Consider two groups of Catholics: First, divorced Catholics who disobey the Church’s teaching by forming a “new union” in which they are sexually active, thereby committing adultery. And second, traditionalist Catholics attached to the Extraordinary Form of the Mass (i.e. the “Latin Mass”), some of whom (but by no means all) hold erroneous theological opinions about the Second Vatican Council and related matters. In Amoris Laetitia, Pope Francis radically altered the Church’s liturgical practice in order to accommodate the former group. And in Traditionis Custodes, he has now radically altered the Church’s liturgical practice in order to punish the latter group.
Nathaniel Hawthorne’s novel The Scarlet Letter famously portrays an unmerciful society in which adulterers are forced to mark themselves off from others by wearing a scarlet A on their clothing. Pope Francis clearly would disapprove of such cruelty, and rightly so. Yet the cruel treatment of the community of those attached to the old form of the Mass – the innocent majority of them no less than the minority with problematic theological opinions – amounts to something analogous to the affixing on them of a scarlet letter: the letter T for “traditionalist,” the one group to which the pope’s oft-repeated calls for mercy and accompaniment appear not to apply.
Let us consider just how radical each of these papal moves is. The Church has consistently taught that a valid sacramental marriage does not end until the death of one of the spouses, and has condemned as gravely sinful any sexual relationship with anyone except one’s spouse. Hence those in such a marriage who divorce a spouse and then form a sexual relationship with someone else are guilty of grave sin, and cannot be absolved in confession without a firm resolution not to continue the sexual relationship. This is grounded in Christ’s teaching on marriage and divorce in passages like Matthew 19:3-12 and Mark 10:2-12.
The gravity of this teaching cannot possibly be overstated. Christ acknowledges that “Moses allowed” for divorce. But then he declares: “And I say to you” that divorce is forbidden. Now, the law of Moses was given to Moses by God himself. So who has the authority to override it? Who would have the audacity to declare: “Moses allowed” such-and-such but “I say” differently? Only God himself. Christ’s teaching against divorce is therefore nothing less than a mark of his very divinity. To put ourselves in opposition to that teaching would thus implicitly be either to deny Christ’s divinity or, blasphemously, to put our authority above even his. It would be to declare: “Christ said such-and-such, but I say differently.” Absolutely no one other than God himself, not even a pope (whose mandate is precisely only ever to safeguard Christ’s teaching), has the right to do that.
If the teaching in question sounds “rigid,” blame Christ. His own disciples thought it so, going so far as to opine that if that is how things are, it would be better not to marry (Matthew 19:10).
Now, no Catholic in a state of mortal sin is permitted to receive Holy Communion until he is validly absolved in confession. And no Catholic can be validly absolved who is aware of the Church’s teaching on marriage and divorce, violates that teaching by having a sexual relationship with someone other than his spouse, and refuses to end this sexual relationship. Hence no Catholic who refuses to end such a relationship is permitted to receive Holy Communion.

_SET PROBLEM A:_ Reproduce a passage from the essay on Traditionis Custodes without changing a word. Begin at the words "The gravity of" and stop after "to do that.".
_SET PROBLEM B:_
Answer these questions using the essay on Traditionis Custodes:
(i) Which letter does the essay say is figuratively affixed to those attached to the old form of the Mass, and what does it stand for?
(ii) Which two Gospel passages are cited as the grounding of Christ's teaching on marriage and divorce?
(iii) According to the essay, what did Christ's disciples opine after hearing that teaching?

_INFORMATION PROVIDED:_
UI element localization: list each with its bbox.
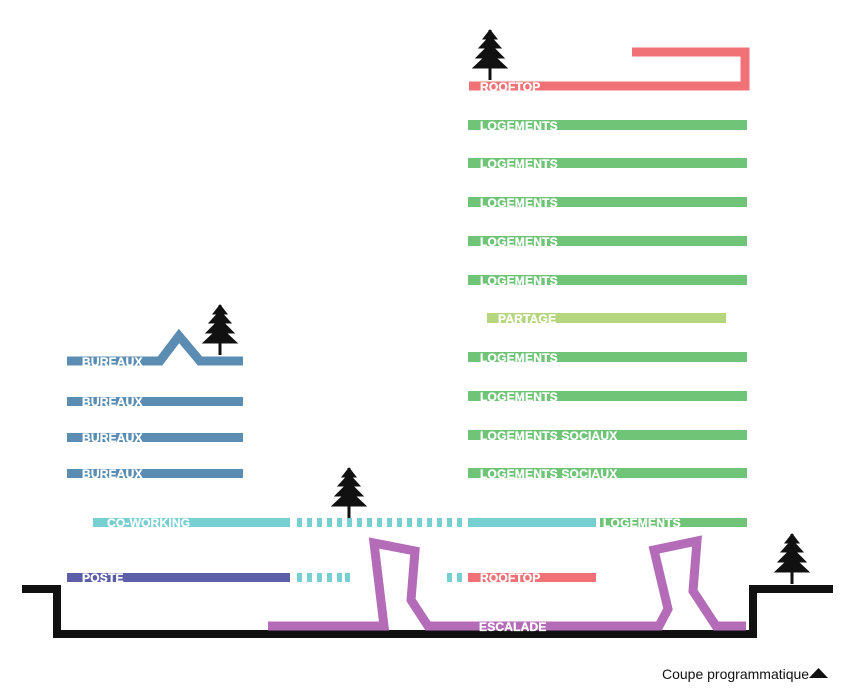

_EXERCISE RESPONSE A:_
The gravity of this teaching cannot possibly be overstated. Christ acknowledges that “Moses allowed” for divorce. But then he declares: “And I say to you” that divorce is forbidden. Now, the law of Moses was given to Moses by God himself. So who has the authority to override it? Who would have the audacity to declare: “Moses allowed” such-and-such but “I say” differently? Only God himself. Christ’s teaching against divorce is therefore nothing less than a mark of his very divinity. To put ourselves in opposition to that teaching would thus implicitly be either to deny Christ’s divinity or, blasphemously, to put our authority above even his. It would be to declare: “Christ said such-and-such, but I say differently.” Absolutely no one other than God himself, not even a pope (whose mandate is precisely only ever to safeguard Christ’s teaching), has the right to do that.

_EXERCISE RESPONSE B:_
(i) The letter T, for "traditionalist."
(ii) Matthew 19:3-12 and Mark 10:2-12.
(iii) That if that is how things are, it would be better not to marry.